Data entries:

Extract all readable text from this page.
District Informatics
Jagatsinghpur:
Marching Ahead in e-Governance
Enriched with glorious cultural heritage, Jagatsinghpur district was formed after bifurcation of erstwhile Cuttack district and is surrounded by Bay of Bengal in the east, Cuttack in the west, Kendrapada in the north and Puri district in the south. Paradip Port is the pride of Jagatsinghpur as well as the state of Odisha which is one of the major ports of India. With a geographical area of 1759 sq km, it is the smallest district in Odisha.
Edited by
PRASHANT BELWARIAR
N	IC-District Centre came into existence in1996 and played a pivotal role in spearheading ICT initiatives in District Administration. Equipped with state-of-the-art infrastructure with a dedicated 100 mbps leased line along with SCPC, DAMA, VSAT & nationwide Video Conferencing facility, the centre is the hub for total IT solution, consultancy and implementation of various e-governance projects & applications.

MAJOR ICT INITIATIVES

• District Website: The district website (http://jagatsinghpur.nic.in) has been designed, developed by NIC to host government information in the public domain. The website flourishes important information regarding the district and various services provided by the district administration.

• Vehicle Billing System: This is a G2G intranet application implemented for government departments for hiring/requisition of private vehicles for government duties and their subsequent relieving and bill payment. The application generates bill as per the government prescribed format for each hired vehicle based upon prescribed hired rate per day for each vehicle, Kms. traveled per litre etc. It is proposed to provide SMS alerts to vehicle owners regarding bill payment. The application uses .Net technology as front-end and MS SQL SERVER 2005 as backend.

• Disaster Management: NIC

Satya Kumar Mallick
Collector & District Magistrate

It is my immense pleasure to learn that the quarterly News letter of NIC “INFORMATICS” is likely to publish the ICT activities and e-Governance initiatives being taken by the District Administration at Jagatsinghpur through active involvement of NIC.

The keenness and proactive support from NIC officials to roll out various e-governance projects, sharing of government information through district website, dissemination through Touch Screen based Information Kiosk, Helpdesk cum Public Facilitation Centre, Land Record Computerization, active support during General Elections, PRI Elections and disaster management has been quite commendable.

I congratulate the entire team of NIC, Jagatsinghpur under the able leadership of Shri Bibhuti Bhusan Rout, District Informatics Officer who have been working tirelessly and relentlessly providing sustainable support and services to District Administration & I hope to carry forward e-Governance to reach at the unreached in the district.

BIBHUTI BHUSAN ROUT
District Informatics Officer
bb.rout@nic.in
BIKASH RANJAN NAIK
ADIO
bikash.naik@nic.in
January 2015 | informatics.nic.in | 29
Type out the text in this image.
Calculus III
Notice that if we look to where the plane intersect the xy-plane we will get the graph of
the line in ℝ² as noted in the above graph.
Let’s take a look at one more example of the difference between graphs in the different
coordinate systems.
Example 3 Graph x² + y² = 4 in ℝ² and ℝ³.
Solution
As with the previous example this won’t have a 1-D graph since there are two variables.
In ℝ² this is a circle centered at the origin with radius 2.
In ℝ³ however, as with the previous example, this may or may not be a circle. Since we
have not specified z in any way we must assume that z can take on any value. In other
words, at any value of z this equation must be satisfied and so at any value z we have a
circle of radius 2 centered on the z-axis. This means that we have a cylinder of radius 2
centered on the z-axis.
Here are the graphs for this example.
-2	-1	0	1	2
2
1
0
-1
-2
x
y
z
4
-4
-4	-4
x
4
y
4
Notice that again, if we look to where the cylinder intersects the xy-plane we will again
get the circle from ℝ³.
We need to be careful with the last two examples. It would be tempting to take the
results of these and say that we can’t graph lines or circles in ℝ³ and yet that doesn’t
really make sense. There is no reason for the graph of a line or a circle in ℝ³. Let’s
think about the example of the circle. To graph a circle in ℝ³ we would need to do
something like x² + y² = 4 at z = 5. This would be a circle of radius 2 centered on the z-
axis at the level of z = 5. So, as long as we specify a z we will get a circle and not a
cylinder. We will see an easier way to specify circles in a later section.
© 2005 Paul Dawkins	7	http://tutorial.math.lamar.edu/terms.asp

*WRITTEN REQUEST:* Using the entries above, please restate each one word for word.

*RESULT FOR THIS EXERCISE:*
Extract all readable text from this page.
District Informatics
Jagatsinghpur:
Marching Ahead in e-Governance
Enriched with glorious cultural heritage, Jagatsinghpur district was formed after bifurcation of erstwhile Cuttack district and is surrounded by Bay of Bengal in the east, Cuttack in the west, Kendrapada in the north and Puri district in the south. Paradip Port is the pride of Jagatsinghpur as well as the state of Odisha which is one of the major ports of India. With a geographical area of 1759 sq km, it is the smallest district in Odisha.
Edited by
PRASHANT BELWARIAR
N	IC-District Centre came into existence in1996 and played a pivotal role in spearheading ICT initiatives in District Administration. Equipped with state-of-the-art infrastructure with a dedicated 100 mbps leased line along with SCPC, DAMA, VSAT & nationwide Video Conferencing facility, the centre is the hub for total IT solution, consultancy and implementation of various e-governance projects & applications.

MAJOR ICT INITIATIVES

• District Website: The district website (http://jagatsinghpur.nic.in) has been designed, developed by NIC to host government information in the public domain. The website flourishes important information regarding the district and various services provided by the district administration.

• Vehicle Billing System: This is a G2G intranet application implemented for government departments for hiring/requisition of private vehicles for government duties and their subsequent relieving and bill payment. The application generates bill as per the government prescribed format for each hired vehicle based upon prescribed hired rate per day for each vehicle, Kms. traveled per litre etc. It is proposed to provide SMS alerts to vehicle owners regarding bill payment. The application uses .Net technology as front-end and MS SQL SERVER 2005 as backend.

• Disaster Management: NIC

Satya Kumar Mallick
Collector & District Magistrate

It is my immense pleasure to learn that the quarterly News letter of NIC “INFORMATICS” is likely to publish the ICT activities and e-Governance initiatives being taken by the District Administration at Jagatsinghpur through active involvement of NIC.

The keenness and proactive support from NIC officials to roll out various e-governance projects, sharing of government information through district website, dissemination through Touch Screen based Information Kiosk, Helpdesk cum Public Facilitation Centre, Land Record Computerization, active support during General Elections, PRI Elections and disaster management has been quite commendable.

I congratulate the entire team of NIC, Jagatsinghpur under the able leadership of Shri Bibhuti Bhusan Rout, District Informatics Officer who have been working tirelessly and relentlessly providing sustainable support and services to District Administration & I hope to carry forward e-Governance to reach at the unreached in the district.

BIBHUTI BHUSAN ROUT
District Informatics Officer
bb.rout@nic.in
BIKASH RANJAN NAIK
ADIO
bikash.naik@nic.in
January 2015 | informatics.nic.in | 29
Type out the text in this image.
Calculus III
Notice that if we look to where the plane intersect the xy-plane we will get the graph of
the line in ℝ² as noted in the above graph.
Let’s take a look at one more example of the difference between graphs in the different
coordinate systems.
Example 3 Graph x² + y² = 4 in ℝ² and ℝ³.
Solution
As with the previous example this won’t have a 1-D graph since there are two variables.
In ℝ² this is a circle centered at the origin with radius 2.
In ℝ³ however, as with the previous example, this may or may not be a circle. Since we
have not specified z in any way we must assume that z can take on any value. In other
words, at any value of z this equation must be satisfied and so at any value z we have a
circle of radius 2 centered on the z-axis. This means that we have a cylinder of radius 2
centered on the z-axis.
Here are the graphs for this example.
-2	-1	0	1	2
2
1
0
-1
-2
x
y
z
4
-4
-4	-4
x
4
y
4
Notice that again, if we look to where the cylinder intersects the xy-plane we will again
get the circle from ℝ³.
We need to be careful with the last two examples. It would be tempting to take the
results of these and say that we can’t graph lines or circles in ℝ³ and yet that doesn’t
really make sense. There is no reason for the graph of a line or a circle in ℝ³. Let’s
think about the example of the circle. To graph a circle in ℝ³ we would need to do
something like x² + y² = 4 at z = 5. This would be a circle of radius 2 centered on the z-
axis at the level of z = 5. So, as long as we specify a z we will get a circle and not a
cylinder. We will see an easier way to specify circles in a later section.
© 2005 Paul Dawkins	7	http://tutorial.math.lamar.edu/terms.asp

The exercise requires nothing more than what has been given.